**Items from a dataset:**
<<<<

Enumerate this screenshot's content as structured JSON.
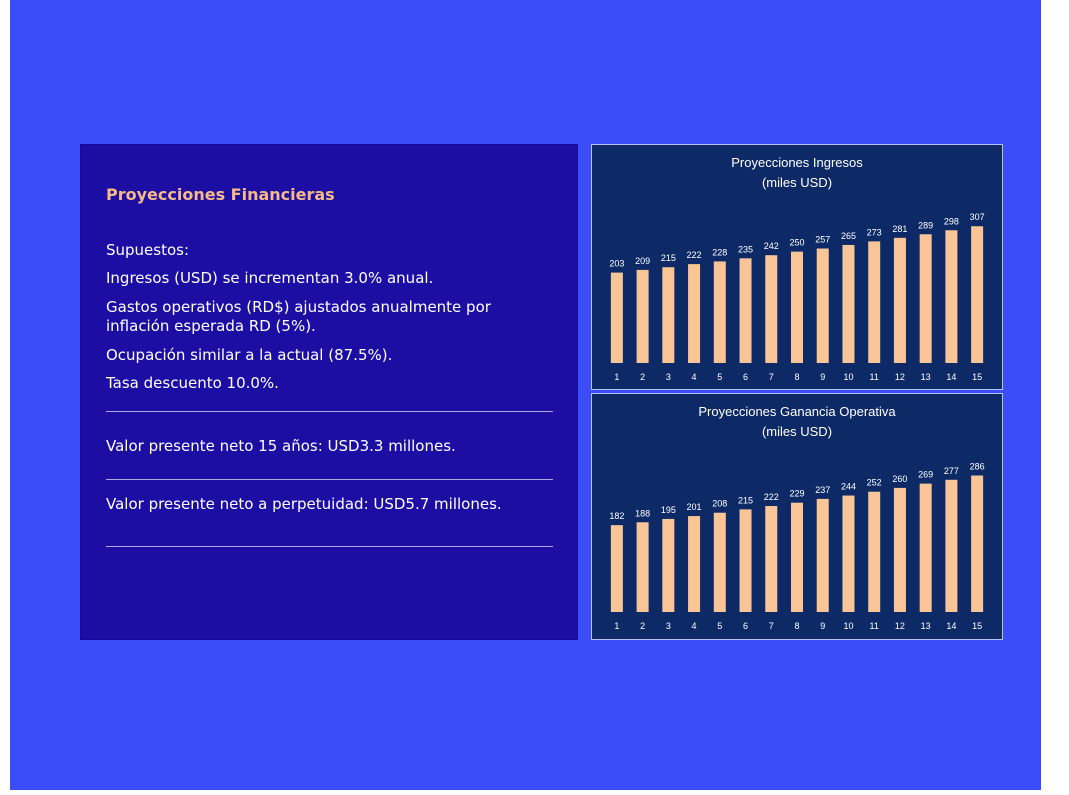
{
  "left": {
    "title": "Proyecciones Financieras",
    "lines": [
      "Supuestos:",
      "Ingresos (USD) se incrementan 3.0% anual.",
      "Gastos operativos (RD$) ajustados anualmente por inflación esperada RD (5%).",
      "Ocupación similar a la actual (87.5%).",
      "Tasa descuento 10.0%.",
      "Valor presente neto 15 años: USD3.3  millones.",
      "Valor presente neto a perpetuidad: USD5.7 millones."
    ]
  },
  "colors": {
    "background": "#3b4cf9",
    "panel": "#1c0ea3",
    "chart_bg": "#0e2a66",
    "bar": "#f9c597",
    "title_accent": "#f6b987"
  },
  "chart_data": [
    {
      "type": "bar",
      "title": "Proyecciones Ingresos",
      "subtitle": "(miles USD)",
      "categories": [
        "1",
        "2",
        "3",
        "4",
        "5",
        "6",
        "7",
        "8",
        "9",
        "10",
        "11",
        "12",
        "13",
        "14",
        "15"
      ],
      "values": [
        203,
        209,
        215,
        222,
        228,
        235,
        242,
        250,
        257,
        265,
        273,
        281,
        289,
        298,
        307
      ],
      "ylim": [
        0,
        330
      ],
      "grid": false
    },
    {
      "type": "bar",
      "title": "Proyecciones Ganancia Operativa",
      "subtitle": "(miles USD)",
      "categories": [
        "1",
        "2",
        "3",
        "4",
        "5",
        "6",
        "7",
        "8",
        "9",
        "10",
        "11",
        "12",
        "13",
        "14",
        "15"
      ],
      "values": [
        182,
        188,
        195,
        201,
        208,
        215,
        222,
        229,
        237,
        244,
        252,
        260,
        269,
        277,
        286
      ],
      "ylim": [
        0,
        308
      ],
      "grid": false
    }
  ]
}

>>>>

**Required task:**
Exclude the pictures. Write out the remaining data exactly.

**Finished exercise:**
Enumerate this screenshot's content as structured JSON.
{
  "left": {
    "title": "Proyecciones Financieras",
    "lines": [
      "Supuestos:",
      "Ingresos (USD) se incrementan 3.0% anual.",
      "Gastos operativos (RD$) ajustados anualmente por inflación esperada RD (5%).",
      "Ocupación similar a la actual (87.5%).",
      "Tasa descuento 10.0%.",
      "Valor presente neto 15 años: USD3.3  millones.",
      "Valor presente neto a perpetuidad: USD5.7 millones."
    ]
  },
  "colors": {
    "background": "#3b4cf9",
    "panel": "#1c0ea3",
    "chart_bg": "#0e2a66",
    "bar": "#f9c597",
    "title_accent": "#f6b987"
  },
  "chart_data": [
    {
      "type": "bar",
      "title": "Proyecciones Ingresos",
      "subtitle": "(miles USD)",
      "categories": [
        "1",
        "2",
        "3",
        "4",
        "5",
        "6",
        "7",
        "8",
        "9",
        "10",
        "11",
        "12",
        "13",
        "14",
        "15"
      ],
      "values": [
        203,
        209,
        215,
        222,
        228,
        235,
        242,
        250,
        257,
        265,
        273,
        281,
        289,
        298,
        307
      ],
      "ylim": [
        0,
        330
      ],
      "grid": false
    },
    {
      "type": "bar",
      "title": "Proyecciones Ganancia Operativa",
      "subtitle": "(miles USD)",
      "categories": [
        "1",
        "2",
        "3",
        "4",
        "5",
        "6",
        "7",
        "8",
        "9",
        "10",
        "11",
        "12",
        "13",
        "14",
        "15"
      ],
      "values": [
        182,
        188,
        195,
        201,
        208,
        215,
        222,
        229,
        237,
        244,
        252,
        260,
        269,
        277,
        286
      ],
      "ylim": [
        0,
        308
      ],
      "grid": false
    }
  ]
}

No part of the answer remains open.